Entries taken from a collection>
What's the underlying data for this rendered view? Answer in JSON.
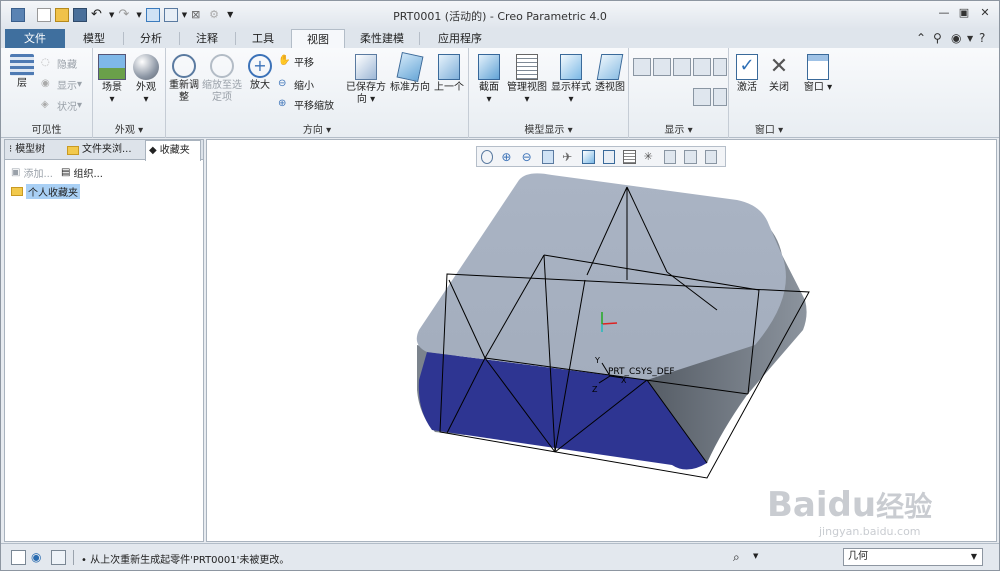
{
  "window": {
    "title": "PRT0001 (活动的) - Creo Parametric 4.0",
    "controls": [
      "minimize-icon",
      "maximize-icon",
      "close-icon"
    ]
  },
  "quick_access": [
    "new-icon",
    "open-icon",
    "save-icon",
    "undo-icon",
    "redo-icon",
    "regenerate-icon",
    "windows-icon",
    "close-window-icon",
    "customize-icon"
  ],
  "tabs": [
    "文件",
    "模型",
    "分析",
    "注释",
    "工具",
    "视图",
    "柔性建模",
    "应用程序"
  ],
  "active_tab": "视图",
  "ribbon": {
    "visibility": {
      "label": "可见性",
      "layer": "层",
      "hide": "隐藏",
      "show": "显示",
      "status": "状况"
    },
    "appearance": {
      "label": "外观",
      "scene": "场景",
      "appearance": "外观"
    },
    "orientation": {
      "label": "方向",
      "refit": "重新调\n整",
      "zoom_selected": "缩放至选\n定项",
      "zoom_in": "放大",
      "pan": "平移",
      "zoom_out": "缩小",
      "pan_zoom": "平移缩放",
      "saved": "已保存方\n向",
      "standard": "标准方向",
      "previous": "上一个"
    },
    "model_display": {
      "label": "模型显示",
      "section": "截面",
      "manage_views": "管理视图",
      "display_style": "显示样式",
      "perspective": "透视图"
    },
    "display": {
      "label": "显示"
    },
    "window_grp": {
      "label": "窗口",
      "activate": "激活",
      "close": "关闭",
      "window": "窗口"
    }
  },
  "left_panel": {
    "tabs": [
      "模型树",
      "文件夹浏...",
      "收藏夹"
    ],
    "active_tab": "收藏夹",
    "actions": {
      "add": "添加...",
      "organize": "组织..."
    },
    "items": [
      "个人收藏夹"
    ]
  },
  "viewport": {
    "csys_label": "PRT_CSYS_DEF",
    "axis_x": "X",
    "axis_y": "Y",
    "axis_z": "Z",
    "colors": {
      "top_face": "#a7b1c1",
      "front_face": "#2e3592",
      "side_face": "#6b737d"
    }
  },
  "watermark": {
    "brand": "Baidu",
    "sub": "经验",
    "url": "jingyan.baidu.com"
  },
  "status_bar": {
    "message": "• 从上次重新生成起零件'PRT0001'未被更改。",
    "filter": "几何"
  }
}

EXERCISE AIM> Among the entries above, how many lines include the word "icon"? Give the number with no comment.

CORRECT OUTPUT> 12